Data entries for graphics
'''
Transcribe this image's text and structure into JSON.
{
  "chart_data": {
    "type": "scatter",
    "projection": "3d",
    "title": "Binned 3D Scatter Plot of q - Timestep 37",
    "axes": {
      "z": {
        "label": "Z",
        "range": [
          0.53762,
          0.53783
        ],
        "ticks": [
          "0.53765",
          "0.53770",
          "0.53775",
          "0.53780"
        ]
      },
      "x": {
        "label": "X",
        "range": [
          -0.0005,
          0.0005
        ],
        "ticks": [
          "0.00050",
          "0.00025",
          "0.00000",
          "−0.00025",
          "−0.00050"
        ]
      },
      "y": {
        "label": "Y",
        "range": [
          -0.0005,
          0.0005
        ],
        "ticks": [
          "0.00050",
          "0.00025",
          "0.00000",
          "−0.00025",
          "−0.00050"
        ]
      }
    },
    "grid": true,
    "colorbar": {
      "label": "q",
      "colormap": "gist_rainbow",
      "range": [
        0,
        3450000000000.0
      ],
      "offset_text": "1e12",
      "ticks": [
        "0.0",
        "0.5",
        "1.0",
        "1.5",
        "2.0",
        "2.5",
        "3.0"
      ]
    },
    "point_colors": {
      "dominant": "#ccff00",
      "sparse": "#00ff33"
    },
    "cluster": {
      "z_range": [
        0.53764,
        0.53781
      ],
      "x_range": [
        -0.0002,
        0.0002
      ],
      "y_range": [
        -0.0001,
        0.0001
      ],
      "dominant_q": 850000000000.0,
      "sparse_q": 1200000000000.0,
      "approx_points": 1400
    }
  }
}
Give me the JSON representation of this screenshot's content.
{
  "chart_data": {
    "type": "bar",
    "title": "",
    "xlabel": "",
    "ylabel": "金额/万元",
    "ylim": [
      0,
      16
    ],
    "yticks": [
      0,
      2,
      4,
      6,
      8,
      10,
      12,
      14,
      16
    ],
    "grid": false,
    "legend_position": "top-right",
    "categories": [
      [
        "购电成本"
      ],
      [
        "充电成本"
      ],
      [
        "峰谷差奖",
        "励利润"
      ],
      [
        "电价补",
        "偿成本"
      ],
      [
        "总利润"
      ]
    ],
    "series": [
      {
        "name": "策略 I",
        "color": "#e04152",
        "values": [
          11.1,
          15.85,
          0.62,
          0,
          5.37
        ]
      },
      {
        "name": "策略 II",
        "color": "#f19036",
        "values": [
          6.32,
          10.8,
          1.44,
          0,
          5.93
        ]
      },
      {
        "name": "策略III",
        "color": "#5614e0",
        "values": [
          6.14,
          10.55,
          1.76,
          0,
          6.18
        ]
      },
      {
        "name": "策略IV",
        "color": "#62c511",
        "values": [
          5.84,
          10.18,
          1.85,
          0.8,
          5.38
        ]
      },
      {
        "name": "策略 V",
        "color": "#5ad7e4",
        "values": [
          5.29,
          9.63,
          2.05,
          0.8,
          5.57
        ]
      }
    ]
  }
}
'''
REQUIRED TASK> All entries must be repeated verbatim.

WRITTEN ANSWER>
Transcribe this image's text and structure into JSON.
{
  "chart_data": {
    "type": "scatter",
    "projection": "3d",
    "title": "Binned 3D Scatter Plot of q - Timestep 37",
    "axes": {
      "z": {
        "label": "Z",
        "range": [
          0.53762,
          0.53783
        ],
        "ticks": [
          "0.53765",
          "0.53770",
          "0.53775",
          "0.53780"
        ]
      },
      "x": {
        "label": "X",
        "range": [
          -0.0005,
          0.0005
        ],
        "ticks": [
          "0.00050",
          "0.00025",
          "0.00000",
          "−0.00025",
          "−0.00050"
        ]
      },
      "y": {
        "label": "Y",
        "range": [
          -0.0005,
          0.0005
        ],
        "ticks": [
          "0.00050",
          "0.00025",
          "0.00000",
          "−0.00025",
          "−0.00050"
        ]
      }
    },
    "grid": true,
    "colorbar": {
      "label": "q",
      "colormap": "gist_rainbow",
      "range": [
        0,
        3450000000000.0
      ],
      "offset_text": "1e12",
      "ticks": [
        "0.0",
        "0.5",
        "1.0",
        "1.5",
        "2.0",
        "2.5",
        "3.0"
      ]
    },
    "point_colors": {
      "dominant": "#ccff00",
      "sparse": "#00ff33"
    },
    "cluster": {
      "z_range": [
        0.53764,
        0.53781
      ],
      "x_range": [
        -0.0002,
        0.0002
      ],
      "y_range": [
        -0.0001,
        0.0001
      ],
      "dominant_q": 850000000000.0,
      "sparse_q": 1200000000000.0,
      "approx_points": 1400
    }
  }
}
Give me the JSON representation of this screenshot's content.
{
  "chart_data": {
    "type": "bar",
    "title": "",
    "xlabel": "",
    "ylabel": "金额/万元",
    "ylim": [
      0,
      16
    ],
    "yticks": [
      0,
      2,
      4,
      6,
      8,
      10,
      12,
      14,
      16
    ],
    "grid": false,
    "legend_position": "top-right",
    "categories": [
      [
        "购电成本"
      ],
      [
        "充电成本"
      ],
      [
        "峰谷差奖",
        "励利润"
      ],
      [
        "电价补",
        "偿成本"
      ],
      [
        "总利润"
      ]
    ],
    "series": [
      {
        "name": "策略 I",
        "color": "#e04152",
        "values": [
          11.1,
          15.85,
          0.62,
          0,
          5.37
        ]
      },
      {
        "name": "策略 II",
        "color": "#f19036",
        "values": [
          6.32,
          10.8,
          1.44,
          0,
          5.93
        ]
      },
      {
        "name": "策略III",
        "color": "#5614e0",
        "values": [
          6.14,
          10.55,
          1.76,
          0,
          6.18
        ]
      },
      {
        "name": "策略IV",
        "color": "#62c511",
        "values": [
          5.84,
          10.18,
          1.85,
          0.8,
          5.38
        ]
      },
      {
        "name": "策略 V",
        "color": "#5ad7e4",
        "values": [
          5.29,
          9.63,
          2.05,
          0.8,
          5.57
        ]
      }
    ]
  }
}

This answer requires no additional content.